## Work instructions
Restate each line word for word. Leave out every picture.

## The data
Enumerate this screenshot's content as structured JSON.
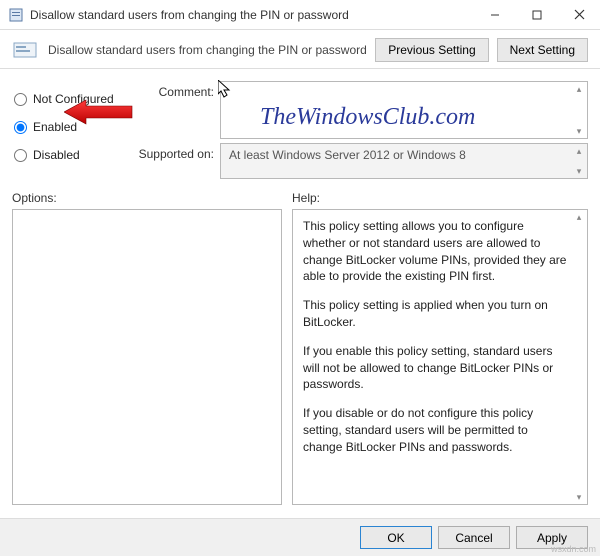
{
  "window": {
    "title": "Disallow standard users from changing the PIN or password"
  },
  "header": {
    "subtitle": "Disallow standard users from changing the PIN or password",
    "prev": "Previous Setting",
    "next": "Next Setting"
  },
  "radios": {
    "not_configured": "Not Configured",
    "enabled": "Enabled",
    "disabled": "Disabled",
    "selected": "enabled"
  },
  "fields": {
    "comment_label": "Comment:",
    "comment_value": "",
    "supported_label": "Supported on:",
    "supported_value": "At least Windows Server 2012 or Windows 8"
  },
  "sections": {
    "options": "Options:",
    "help": "Help:"
  },
  "help": {
    "p1": "This policy setting allows you to configure whether or not standard users are allowed to change BitLocker volume PINs, provided they are able to provide the existing PIN first.",
    "p2": "This policy setting is applied when you turn on BitLocker.",
    "p3": "If you enable this policy setting, standard users will not be allowed to change BitLocker PINs or passwords.",
    "p4": "If you disable or do not configure this policy setting, standard users will be permitted to change BitLocker PINs and passwords."
  },
  "buttons": {
    "ok": "OK",
    "cancel": "Cancel",
    "apply": "Apply"
  },
  "watermark": "TheWindowsClub.com",
  "corner": "wsxdn.com"
}
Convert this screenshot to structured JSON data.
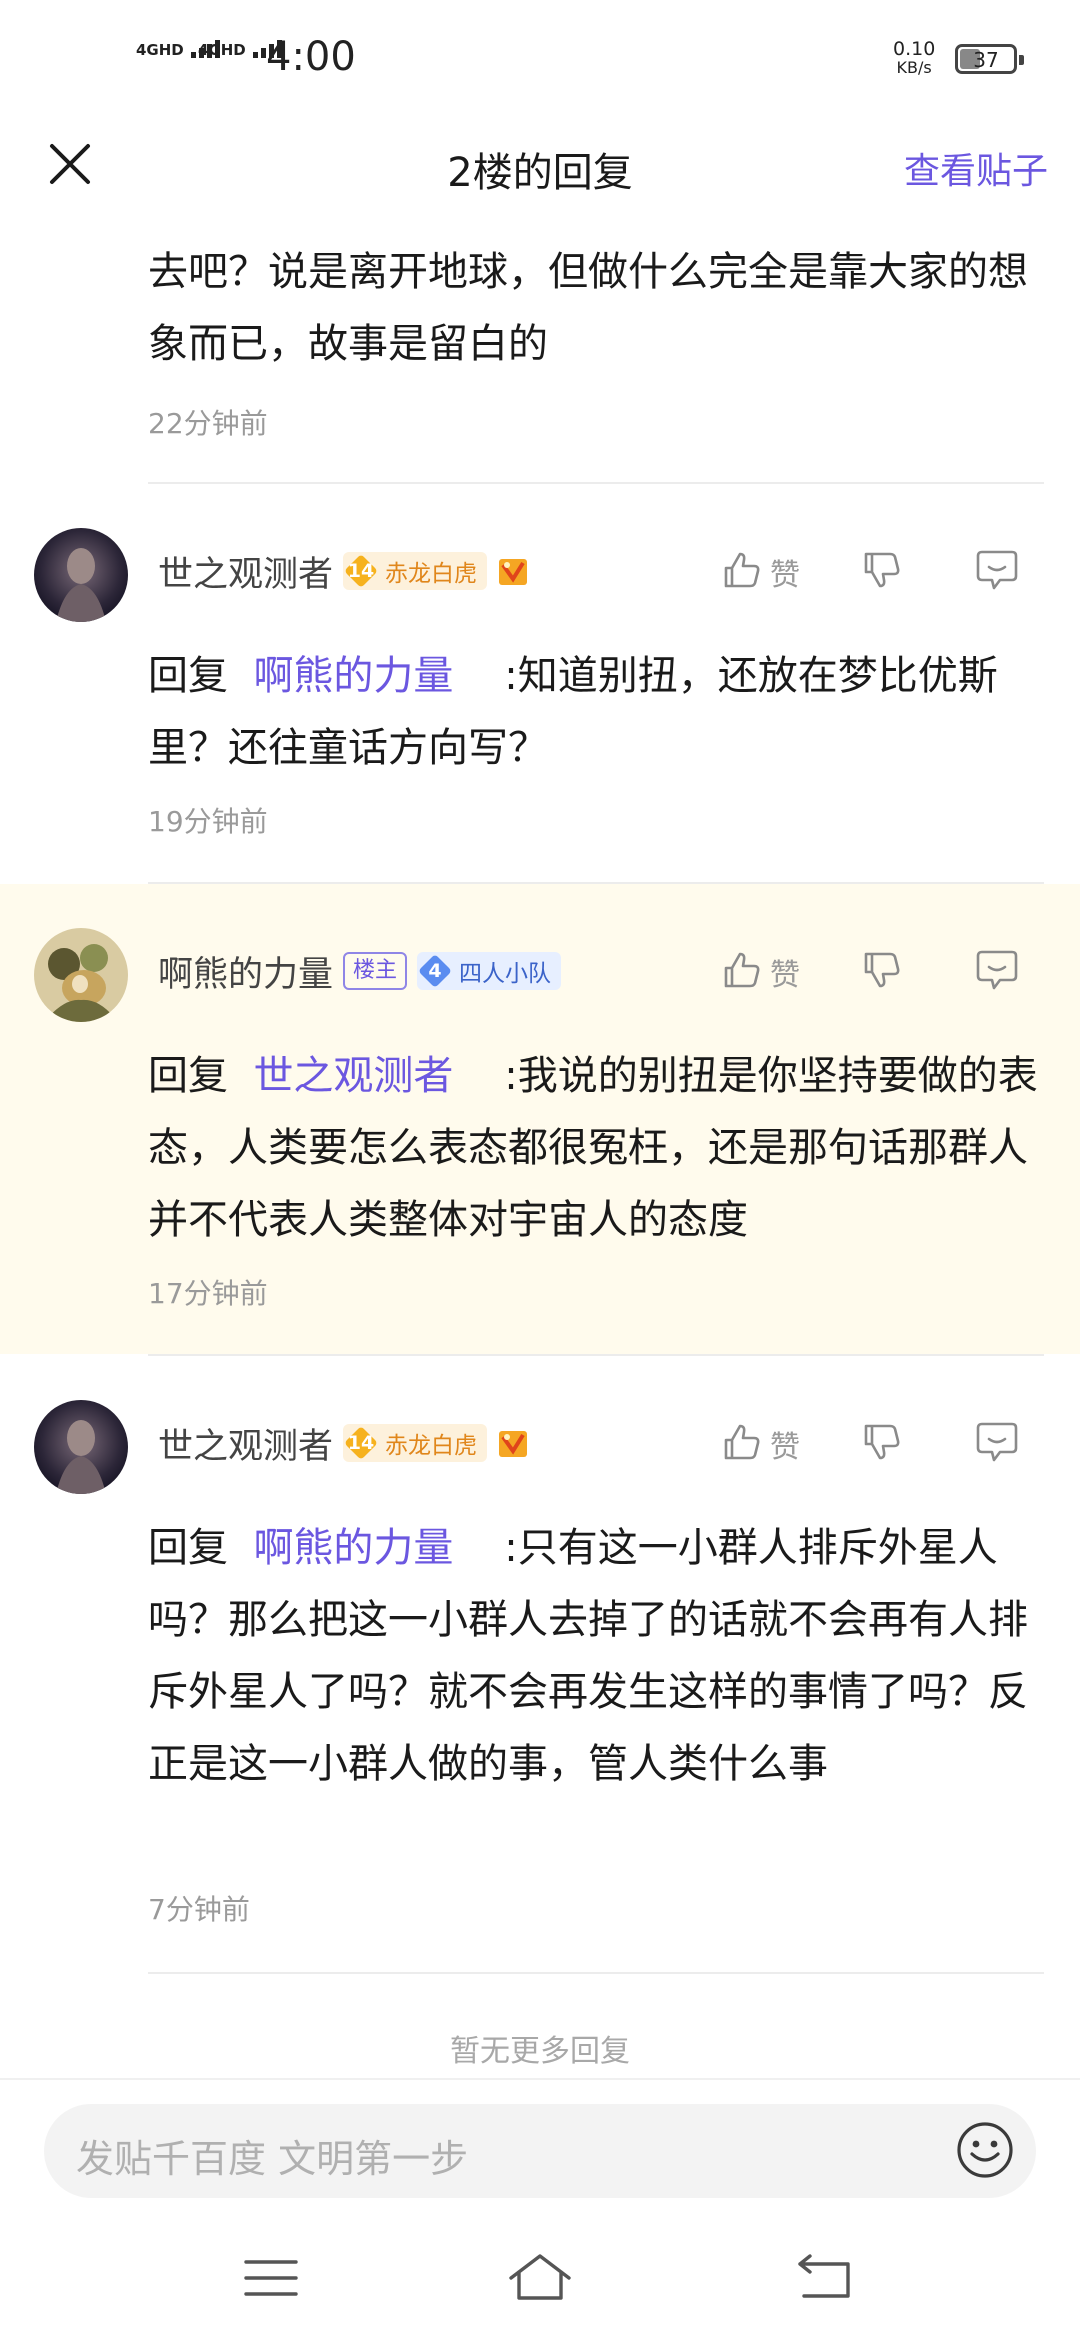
{
  "status_bar": {
    "sim1": "4GHD",
    "sim2": "4GHD",
    "time": "4:00",
    "net_speed_value": "0.10",
    "net_speed_unit": "KB/s",
    "battery": "37"
  },
  "header": {
    "title": "2楼的回复",
    "view_post": "查看贴子",
    "close_icon": "close-icon"
  },
  "first": {
    "text": "去吧？说是离开地球，但做什么完全是靠大家的想象而已，故事是留白的",
    "time": "22分钟前"
  },
  "replies": [
    {
      "username": "世之观测者",
      "level": "14",
      "level_name": "赤龙白虎",
      "level_color": "#f6b21e",
      "level_text_color": "#e0861b",
      "has_medal": true,
      "like_label": "赞",
      "reply_prefix": "回复",
      "mention": "啊熊的力量",
      "text": ":知道别扭，还放在梦比优斯里？还往童话方向写？",
      "time": "19分钟前"
    },
    {
      "username": "啊熊的力量",
      "host_tag": "楼主",
      "level": "4",
      "level_name": "四人小队",
      "level_color": "#5a8cf0",
      "level_text_color": "#3b63c9",
      "like_label": "赞",
      "reply_prefix": "回复",
      "mention": "世之观测者",
      "text": ":我说的别扭是你坚持要做的表态，人类要怎么表态都很冤枉，还是那句话那群人并不代表人类整体对宇宙人的态度",
      "time": "17分钟前"
    },
    {
      "username": "世之观测者",
      "level": "14",
      "level_name": "赤龙白虎",
      "level_color": "#f6b21e",
      "level_text_color": "#e0861b",
      "has_medal": true,
      "like_label": "赞",
      "reply_prefix": "回复",
      "mention": "啊熊的力量",
      "text": ":只有这一小群人排斥外星人吗？那么把这一小群人去掉了的话就不会再有人排斥外星人了吗？就不会再发生这样的事情了吗？反正是这一小群人做的事，管人类什么事",
      "time": "7分钟前"
    }
  ],
  "no_more": "暂无更多回复",
  "comment_bar": {
    "placeholder": "发贴千百度  文明第一步"
  }
}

## Exercise output
Enumerate this screenshot's content as structured JSON.
{
  "window": {
    "title": "Disallow standard users from changing the PIN or password"
  },
  "header": {
    "subtitle": "Disallow standard users from changing the PIN or password",
    "prev": "Previous Setting",
    "next": "Next Setting"
  },
  "radios": {
    "not_configured": "Not Configured",
    "enabled": "Enabled",
    "disabled": "Disabled",
    "selected": "enabled"
  },
  "fields": {
    "comment_label": "Comment:",
    "comment_value": "",
    "supported_label": "Supported on:",
    "supported_value": "At least Windows Server 2012 or Windows 8"
  },
  "sections": {
    "options": "Options:",
    "help": "Help:"
  },
  "help": {
    "p1": "This policy setting allows you to configure whether or not standard users are allowed to change BitLocker volume PINs, provided they are able to provide the existing PIN first.",
    "p2": "This policy setting is applied when you turn on BitLocker.",
    "p3": "If you enable this policy setting, standard users will not be allowed to change BitLocker PINs or passwords.",
    "p4": "If you disable or do not configure this policy setting, standard users will be permitted to change BitLocker PINs and passwords."
  },
  "buttons": {
    "ok": "OK",
    "cancel": "Cancel",
    "apply": "Apply"
  },
  "watermark": "TheWindowsClub.com",
  "corner": "wsxdn.com"
}
Convert this screenshot to structured JSON data.
{
  "status_bar": {
    "sim1": "4GHD",
    "sim2": "4GHD",
    "time": "4:00",
    "net_speed_value": "0.10",
    "net_speed_unit": "KB/s",
    "battery": "37"
  },
  "header": {
    "title": "2楼的回复",
    "view_post": "查看贴子",
    "close_icon": "close-icon"
  },
  "first": {
    "text": "去吧？说是离开地球，但做什么完全是靠大家的想象而已，故事是留白的",
    "time": "22分钟前"
  },
  "replies": [
    {
      "username": "世之观测者",
      "level": "14",
      "level_name": "赤龙白虎",
      "level_color": "#f6b21e",
      "level_text_color": "#e0861b",
      "has_medal": true,
      "like_label": "赞",
      "reply_prefix": "回复",
      "mention": "啊熊的力量",
      "text": ":知道别扭，还放在梦比优斯里？还往童话方向写？",
      "time": "19分钟前"
    },
    {
      "username": "啊熊的力量",
      "host_tag": "楼主",
      "level": "4",
      "level_name": "四人小队",
      "level_color": "#5a8cf0",
      "level_text_color": "#3b63c9",
      "like_label": "赞",
      "reply_prefix": "回复",
      "mention": "世之观测者",
      "text": ":我说的别扭是你坚持要做的表态，人类要怎么表态都很冤枉，还是那句话那群人并不代表人类整体对宇宙人的态度",
      "time": "17分钟前"
    },
    {
      "username": "世之观测者",
      "level": "14",
      "level_name": "赤龙白虎",
      "level_color": "#f6b21e",
      "level_text_color": "#e0861b",
      "has_medal": true,
      "like_label": "赞",
      "reply_prefix": "回复",
      "mention": "啊熊的力量",
      "text": ":只有这一小群人排斥外星人吗？那么把这一小群人去掉了的话就不会再有人排斥外星人了吗？就不会再发生这样的事情了吗？反正是这一小群人做的事，管人类什么事",
      "time": "7分钟前"
    }
  ],
  "no_more": "暂无更多回复",
  "comment_bar": {
    "placeholder": "发贴千百度  文明第一步"
  }
}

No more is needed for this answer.